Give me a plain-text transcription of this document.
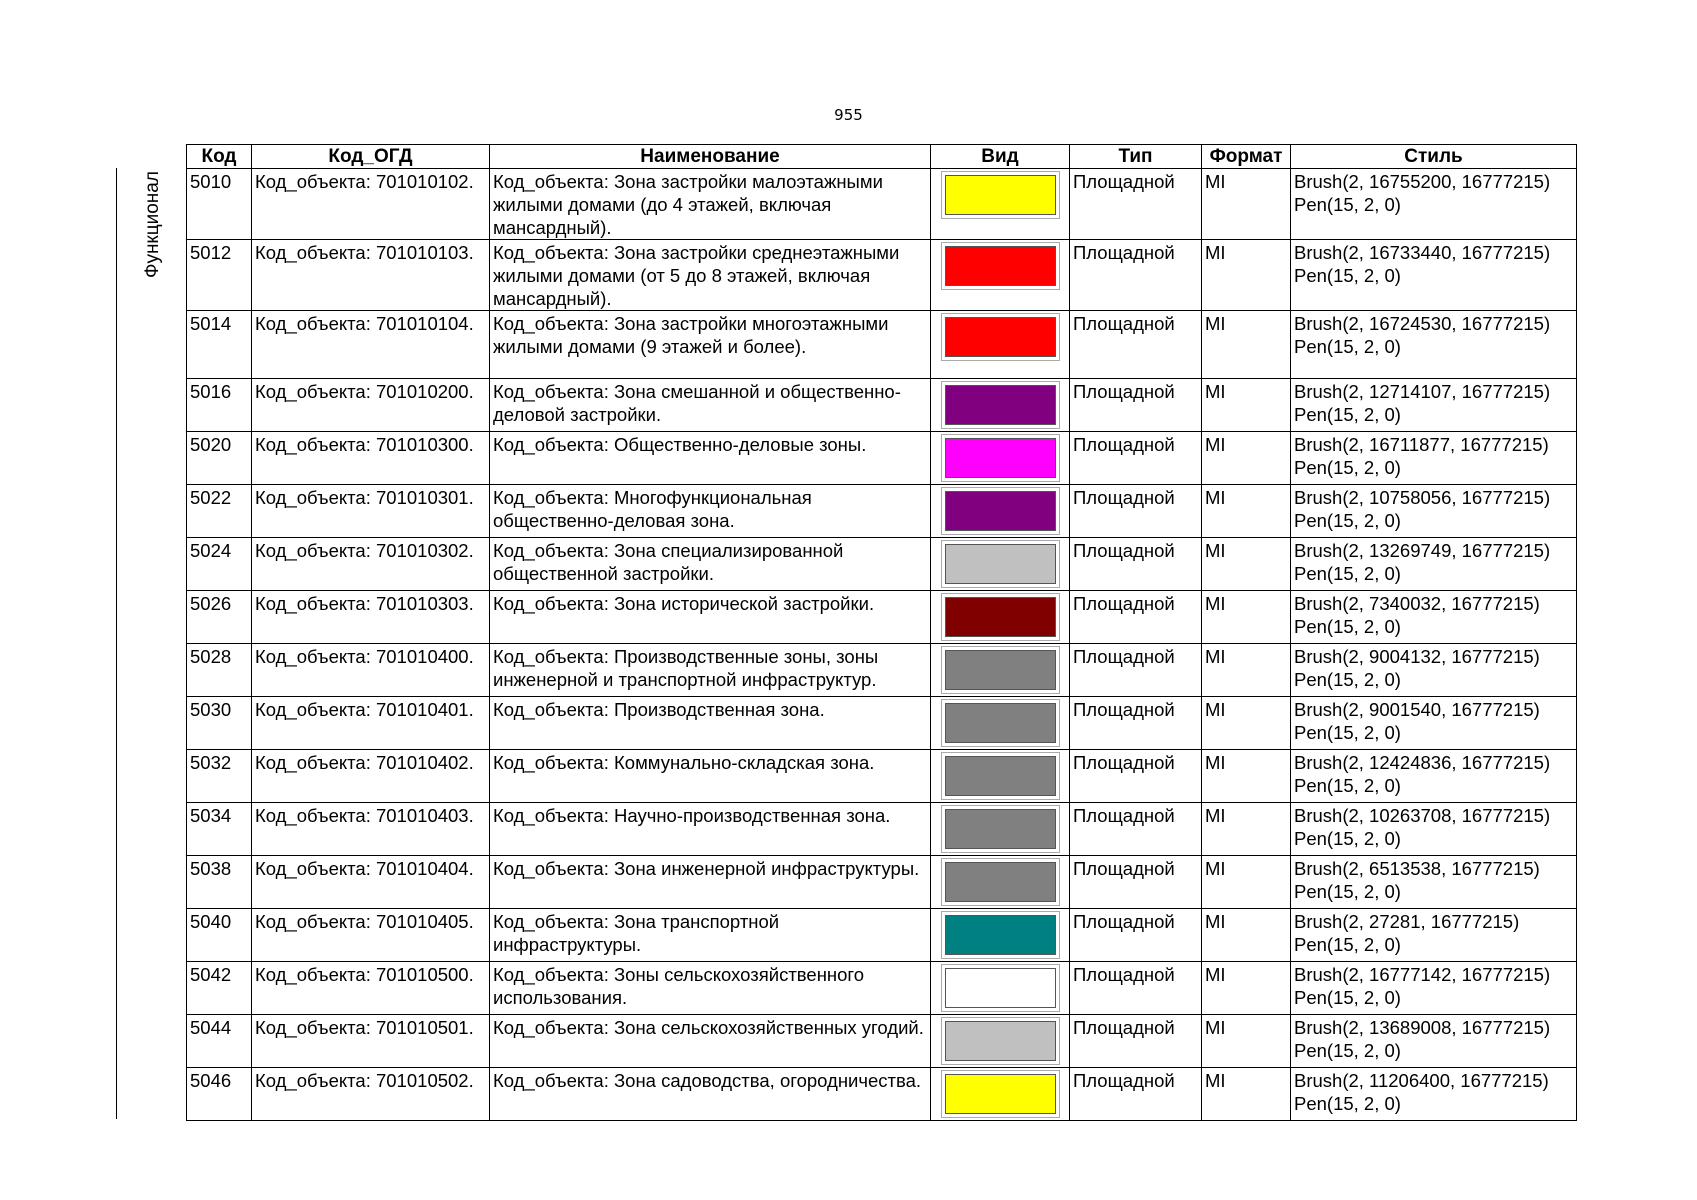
955
Функционал
Код	Код_ОГД	Наименование	Вид	Тип	Формат	Стиль
5010	Код_объекта: 701010102.	Код_объекта: Зона застройки малоэтажными жилыми домами (до 4 этажей, включая мансардный).		Площадной	MI	Brush(2, 16755200, 16777215)
Pen(15, 2, 0)

5012	Код_объекта: 701010103.	Код_объекта: Зона застройки среднеэтажными жилыми домами (от 5 до 8 этажей, включая мансардный).		Площадной	MI	Brush(2, 16733440, 16777215)
Pen(15, 2, 0)

5014	Код_объекта: 701010104.	Код_объекта: Зона застройки многоэтажными жилыми домами (9 этажей и более).		Площадной	MI	Brush(2, 16724530, 16777215)
Pen(15, 2, 0)

5016	Код_объекта: 701010200.	Код_объекта: Зона смешанной и общественно-деловой застройки.		Площадной	MI	Brush(2, 12714107, 16777215)
Pen(15, 2, 0)

5020	Код_объекта: 701010300.	Код_объекта: Общественно-деловые зоны.		Площадной	MI	Brush(2, 16711877, 16777215)
Pen(15, 2, 0)

5022	Код_объекта: 701010301.	Код_объекта: Многофункциональная общественно-деловая зона.		Площадной	MI	Brush(2, 10758056, 16777215)
Pen(15, 2, 0)

5024	Код_объекта: 701010302.	Код_объекта: Зона специализированной общественной застройки.		Площадной	MI	Brush(2, 13269749, 16777215)
Pen(15, 2, 0)

5026	Код_объекта: 701010303.	Код_объекта: Зона исторической застройки.		Площадной	MI	Brush(2, 7340032, 16777215)
Pen(15, 2, 0)

5028	Код_объекта: 701010400.	Код_объекта: Производственные зоны, зоны инженерной и транспортной инфраструктур.		Площадной	MI	Brush(2, 9004132, 16777215)
Pen(15, 2, 0)

5030	Код_объекта: 701010401.	Код_объекта: Производственная зона.		Площадной	MI	Brush(2, 9001540, 16777215)
Pen(15, 2, 0)

5032	Код_объекта: 701010402.	Код_объекта: Коммунально-складская зона.		Площадной	MI	Brush(2, 12424836, 16777215)
Pen(15, 2, 0)

5034	Код_объекта: 701010403.	Код_объекта: Научно-производственная зона.		Площадной	MI	Brush(2, 10263708, 16777215)
Pen(15, 2, 0)

5038	Код_объекта: 701010404.	Код_объекта: Зона инженерной инфраструктуры.		Площадной	MI	Brush(2, 6513538, 16777215)
Pen(15, 2, 0)

5040	Код_объекта: 701010405.	Код_объекта: Зона транспортной инфраструктуры.		Площадной	MI	Brush(2, 27281, 16777215)
Pen(15, 2, 0)

5042	Код_объекта: 701010500.	Код_объекта: Зоны сельскохозяйственного использования.		Площадной	MI	Brush(2, 16777142, 16777215)
Pen(15, 2, 0)

5044	Код_объекта: 701010501.	Код_объекта: Зона сельскохозяйственных угодий.		Площадной	MI	Brush(2, 13689008, 16777215)
Pen(15, 2, 0)

5046	Код_объекта: 701010502.	Код_объекта: Зона садоводства, огородничества.		Площадной	MI	Brush(2, 11206400, 16777215)
Pen(15, 2, 0)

§

## Work to do:
Drop the images and repeat the data exactly.

## Solution to this problem:
Give me a plain-text transcription of this document.
955
Функционал
Код	Код_ОГД	Наименование	Вид	Тип	Формат	Стиль
5010	Код_объекта: 701010102.	Код_объекта: Зона застройки малоэтажными жилыми домами (до 4 этажей, включая мансардный).		Площадной	MI	Brush(2, 16755200, 16777215)
Pen(15, 2, 0)

5012	Код_объекта: 701010103.	Код_объекта: Зона застройки среднеэтажными жилыми домами (от 5 до 8 этажей, включая мансардный).		Площадной	MI	Brush(2, 16733440, 16777215)
Pen(15, 2, 0)

5014	Код_объекта: 701010104.	Код_объекта: Зона застройки многоэтажными жилыми домами (9 этажей и более).		Площадной	MI	Brush(2, 16724530, 16777215)
Pen(15, 2, 0)

5016	Код_объекта: 701010200.	Код_объекта: Зона смешанной и общественно-деловой застройки.		Площадной	MI	Brush(2, 12714107, 16777215)
Pen(15, 2, 0)

5020	Код_объекта: 701010300.	Код_объекта: Общественно-деловые зоны.		Площадной	MI	Brush(2, 16711877, 16777215)
Pen(15, 2, 0)

5022	Код_объекта: 701010301.	Код_объекта: Многофункциональная общественно-деловая зона.		Площадной	MI	Brush(2, 10758056, 16777215)
Pen(15, 2, 0)

5024	Код_объекта: 701010302.	Код_объекта: Зона специализированной общественной застройки.		Площадной	MI	Brush(2, 13269749, 16777215)
Pen(15, 2, 0)

5026	Код_объекта: 701010303.	Код_объекта: Зона исторической застройки.		Площадной	MI	Brush(2, 7340032, 16777215)
Pen(15, 2, 0)

5028	Код_объекта: 701010400.	Код_объекта: Производственные зоны, зоны инженерной и транспортной инфраструктур.		Площадной	MI	Brush(2, 9004132, 16777215)
Pen(15, 2, 0)

5030	Код_объекта: 701010401.	Код_объекта: Производственная зона.		Площадной	MI	Brush(2, 9001540, 16777215)
Pen(15, 2, 0)

5032	Код_объекта: 701010402.	Код_объекта: Коммунально-складская зона.		Площадной	MI	Brush(2, 12424836, 16777215)
Pen(15, 2, 0)

5034	Код_объекта: 701010403.	Код_объекта: Научно-производственная зона.		Площадной	MI	Brush(2, 10263708, 16777215)
Pen(15, 2, 0)

5038	Код_объекта: 701010404.	Код_объекта: Зона инженерной инфраструктуры.		Площадной	MI	Brush(2, 6513538, 16777215)
Pen(15, 2, 0)

5040	Код_объекта: 701010405.	Код_объекта: Зона транспортной инфраструктуры.		Площадной	MI	Brush(2, 27281, 16777215)
Pen(15, 2, 0)

5042	Код_объекта: 701010500.	Код_объекта: Зоны сельскохозяйственного использования.		Площадной	MI	Brush(2, 16777142, 16777215)
Pen(15, 2, 0)

5044	Код_объекта: 701010501.	Код_объекта: Зона сельскохозяйственных угодий.		Площадной	MI	Brush(2, 13689008, 16777215)
Pen(15, 2, 0)

5046	Код_объекта: 701010502.	Код_объекта: Зона садоводства, огородничества.		Площадной	MI	Brush(2, 11206400, 16777215)
Pen(15, 2, 0)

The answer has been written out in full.